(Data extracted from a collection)

* begin *

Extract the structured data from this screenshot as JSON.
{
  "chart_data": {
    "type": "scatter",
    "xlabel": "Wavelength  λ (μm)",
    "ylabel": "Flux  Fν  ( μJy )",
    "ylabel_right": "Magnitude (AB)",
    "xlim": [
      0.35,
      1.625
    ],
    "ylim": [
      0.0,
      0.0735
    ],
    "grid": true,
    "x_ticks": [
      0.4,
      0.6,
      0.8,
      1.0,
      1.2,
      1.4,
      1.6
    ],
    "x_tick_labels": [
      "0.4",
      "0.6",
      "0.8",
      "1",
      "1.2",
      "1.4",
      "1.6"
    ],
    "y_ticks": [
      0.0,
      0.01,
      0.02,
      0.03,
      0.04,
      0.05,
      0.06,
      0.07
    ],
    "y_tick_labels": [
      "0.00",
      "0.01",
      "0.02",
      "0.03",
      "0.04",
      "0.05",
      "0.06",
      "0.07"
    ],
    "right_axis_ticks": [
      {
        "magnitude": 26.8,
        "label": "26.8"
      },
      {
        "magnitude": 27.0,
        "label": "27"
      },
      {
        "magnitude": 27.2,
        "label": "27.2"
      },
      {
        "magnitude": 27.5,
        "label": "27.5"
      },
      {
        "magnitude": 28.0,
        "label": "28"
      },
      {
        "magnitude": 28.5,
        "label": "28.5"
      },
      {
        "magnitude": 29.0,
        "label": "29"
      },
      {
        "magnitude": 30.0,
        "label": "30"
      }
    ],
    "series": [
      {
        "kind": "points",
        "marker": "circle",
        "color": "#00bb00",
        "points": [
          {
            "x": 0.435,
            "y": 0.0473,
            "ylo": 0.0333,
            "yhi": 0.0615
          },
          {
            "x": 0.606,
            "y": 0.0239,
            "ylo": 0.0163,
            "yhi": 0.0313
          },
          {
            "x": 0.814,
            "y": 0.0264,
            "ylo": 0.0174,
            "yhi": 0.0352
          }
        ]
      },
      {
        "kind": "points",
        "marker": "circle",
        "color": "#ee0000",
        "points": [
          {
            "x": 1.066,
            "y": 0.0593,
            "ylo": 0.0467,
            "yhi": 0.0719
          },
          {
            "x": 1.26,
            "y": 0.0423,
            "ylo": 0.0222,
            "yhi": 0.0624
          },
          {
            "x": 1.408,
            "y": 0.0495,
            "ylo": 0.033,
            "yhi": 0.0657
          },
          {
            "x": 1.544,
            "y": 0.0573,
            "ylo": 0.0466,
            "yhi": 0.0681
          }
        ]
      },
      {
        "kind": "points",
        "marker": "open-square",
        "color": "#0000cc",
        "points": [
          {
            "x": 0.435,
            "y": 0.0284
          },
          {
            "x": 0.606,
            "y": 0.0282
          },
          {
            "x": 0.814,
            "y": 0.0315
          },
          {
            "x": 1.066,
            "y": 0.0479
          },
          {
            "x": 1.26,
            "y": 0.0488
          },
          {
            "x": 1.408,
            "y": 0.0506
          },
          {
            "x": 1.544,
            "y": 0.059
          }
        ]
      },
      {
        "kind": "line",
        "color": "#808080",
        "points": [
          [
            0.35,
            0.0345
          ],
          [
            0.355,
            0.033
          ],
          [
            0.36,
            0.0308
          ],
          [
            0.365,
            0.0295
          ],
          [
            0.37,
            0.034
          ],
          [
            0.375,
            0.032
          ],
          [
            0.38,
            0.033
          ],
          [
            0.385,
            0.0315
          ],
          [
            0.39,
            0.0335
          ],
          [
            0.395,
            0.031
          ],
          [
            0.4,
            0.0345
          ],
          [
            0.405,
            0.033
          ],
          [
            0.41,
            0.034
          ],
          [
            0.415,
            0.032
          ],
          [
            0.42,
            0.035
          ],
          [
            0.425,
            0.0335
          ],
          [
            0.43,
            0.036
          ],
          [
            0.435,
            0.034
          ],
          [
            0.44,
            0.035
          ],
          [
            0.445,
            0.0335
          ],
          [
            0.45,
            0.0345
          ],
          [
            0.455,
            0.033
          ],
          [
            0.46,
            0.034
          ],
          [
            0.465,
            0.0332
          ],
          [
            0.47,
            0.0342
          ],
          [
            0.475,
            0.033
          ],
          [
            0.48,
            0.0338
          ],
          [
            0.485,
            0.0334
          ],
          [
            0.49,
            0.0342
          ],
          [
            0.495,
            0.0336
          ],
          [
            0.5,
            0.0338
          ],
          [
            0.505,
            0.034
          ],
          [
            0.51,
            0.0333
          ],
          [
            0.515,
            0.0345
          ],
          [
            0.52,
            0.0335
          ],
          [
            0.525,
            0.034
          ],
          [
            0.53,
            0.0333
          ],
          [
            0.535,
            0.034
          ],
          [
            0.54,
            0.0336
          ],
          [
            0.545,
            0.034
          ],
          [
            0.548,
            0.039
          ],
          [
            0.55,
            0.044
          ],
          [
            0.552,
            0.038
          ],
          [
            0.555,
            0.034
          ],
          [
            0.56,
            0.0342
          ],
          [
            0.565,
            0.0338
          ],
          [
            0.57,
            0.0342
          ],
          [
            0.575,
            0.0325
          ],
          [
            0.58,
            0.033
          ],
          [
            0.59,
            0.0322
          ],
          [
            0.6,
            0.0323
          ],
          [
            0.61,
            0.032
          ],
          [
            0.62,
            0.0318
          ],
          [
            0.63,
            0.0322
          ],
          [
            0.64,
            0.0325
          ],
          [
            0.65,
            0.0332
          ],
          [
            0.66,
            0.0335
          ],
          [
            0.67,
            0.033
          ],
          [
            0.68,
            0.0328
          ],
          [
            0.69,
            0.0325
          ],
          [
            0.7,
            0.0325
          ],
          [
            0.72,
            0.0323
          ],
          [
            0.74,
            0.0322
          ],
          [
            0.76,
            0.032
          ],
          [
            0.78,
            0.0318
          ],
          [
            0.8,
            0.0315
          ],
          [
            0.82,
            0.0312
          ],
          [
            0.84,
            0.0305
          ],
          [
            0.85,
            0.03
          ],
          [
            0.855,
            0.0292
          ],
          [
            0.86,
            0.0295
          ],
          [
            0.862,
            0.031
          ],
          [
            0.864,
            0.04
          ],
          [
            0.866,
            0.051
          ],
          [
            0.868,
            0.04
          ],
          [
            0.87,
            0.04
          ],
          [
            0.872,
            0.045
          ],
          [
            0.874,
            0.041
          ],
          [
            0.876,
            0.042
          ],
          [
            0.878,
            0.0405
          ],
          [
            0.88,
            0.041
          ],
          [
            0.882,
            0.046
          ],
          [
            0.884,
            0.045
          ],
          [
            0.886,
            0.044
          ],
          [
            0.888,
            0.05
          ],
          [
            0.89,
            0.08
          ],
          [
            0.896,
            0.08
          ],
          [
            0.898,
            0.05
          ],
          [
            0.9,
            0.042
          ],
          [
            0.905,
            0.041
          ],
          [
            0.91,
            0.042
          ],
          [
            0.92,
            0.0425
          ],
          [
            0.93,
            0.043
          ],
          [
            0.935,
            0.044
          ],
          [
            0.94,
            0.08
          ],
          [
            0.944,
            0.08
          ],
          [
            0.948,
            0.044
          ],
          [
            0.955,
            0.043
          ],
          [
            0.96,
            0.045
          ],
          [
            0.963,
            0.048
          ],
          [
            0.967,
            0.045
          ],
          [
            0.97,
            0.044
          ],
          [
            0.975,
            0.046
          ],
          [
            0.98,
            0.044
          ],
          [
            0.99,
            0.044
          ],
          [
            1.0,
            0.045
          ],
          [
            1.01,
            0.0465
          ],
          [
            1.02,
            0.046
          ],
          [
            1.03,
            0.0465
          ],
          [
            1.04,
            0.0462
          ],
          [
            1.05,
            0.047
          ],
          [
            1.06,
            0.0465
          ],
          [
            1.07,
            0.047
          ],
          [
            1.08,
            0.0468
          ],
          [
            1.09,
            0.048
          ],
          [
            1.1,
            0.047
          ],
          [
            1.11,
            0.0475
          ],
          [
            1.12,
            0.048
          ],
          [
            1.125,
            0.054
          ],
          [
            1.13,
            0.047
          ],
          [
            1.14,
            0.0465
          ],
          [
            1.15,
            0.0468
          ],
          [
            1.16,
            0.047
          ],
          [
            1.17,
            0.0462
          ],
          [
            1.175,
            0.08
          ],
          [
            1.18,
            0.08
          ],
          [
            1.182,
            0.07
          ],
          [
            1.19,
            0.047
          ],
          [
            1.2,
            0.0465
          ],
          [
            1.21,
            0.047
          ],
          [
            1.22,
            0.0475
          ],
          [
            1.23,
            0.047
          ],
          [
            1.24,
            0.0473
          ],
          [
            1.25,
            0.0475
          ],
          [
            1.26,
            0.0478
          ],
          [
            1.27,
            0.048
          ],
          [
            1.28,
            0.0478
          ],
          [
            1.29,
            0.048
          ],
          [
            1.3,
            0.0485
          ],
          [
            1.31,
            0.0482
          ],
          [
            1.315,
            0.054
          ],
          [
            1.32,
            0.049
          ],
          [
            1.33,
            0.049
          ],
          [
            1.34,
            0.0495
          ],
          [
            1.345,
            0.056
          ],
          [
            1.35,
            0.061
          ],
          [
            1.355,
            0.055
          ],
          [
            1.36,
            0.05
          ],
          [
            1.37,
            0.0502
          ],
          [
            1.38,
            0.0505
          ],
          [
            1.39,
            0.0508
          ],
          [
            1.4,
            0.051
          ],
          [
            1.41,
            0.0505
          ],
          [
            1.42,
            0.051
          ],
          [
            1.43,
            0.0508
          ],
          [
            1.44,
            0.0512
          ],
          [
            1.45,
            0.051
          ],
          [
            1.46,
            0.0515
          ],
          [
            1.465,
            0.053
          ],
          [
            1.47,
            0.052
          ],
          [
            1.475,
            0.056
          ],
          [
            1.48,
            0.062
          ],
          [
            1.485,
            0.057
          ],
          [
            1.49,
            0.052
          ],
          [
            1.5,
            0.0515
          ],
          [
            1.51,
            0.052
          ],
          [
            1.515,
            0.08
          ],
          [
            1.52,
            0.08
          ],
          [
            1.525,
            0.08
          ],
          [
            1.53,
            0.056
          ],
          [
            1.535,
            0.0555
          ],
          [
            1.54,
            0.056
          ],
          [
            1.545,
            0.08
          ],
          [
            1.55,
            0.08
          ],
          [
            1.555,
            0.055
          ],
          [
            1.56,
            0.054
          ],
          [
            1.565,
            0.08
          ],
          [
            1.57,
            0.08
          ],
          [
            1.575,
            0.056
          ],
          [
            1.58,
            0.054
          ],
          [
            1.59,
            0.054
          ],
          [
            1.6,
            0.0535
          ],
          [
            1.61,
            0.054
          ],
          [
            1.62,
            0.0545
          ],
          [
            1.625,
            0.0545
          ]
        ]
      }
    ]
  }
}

* end *

* [AIM OF THE TASK]: Your task is to collect every line above that contains the word "color".

* [ANSWER BELOW]:
        "color": "#00bb00",
        "color": "#ee0000",
        "color": "#0000cc",
        "color": "#808080",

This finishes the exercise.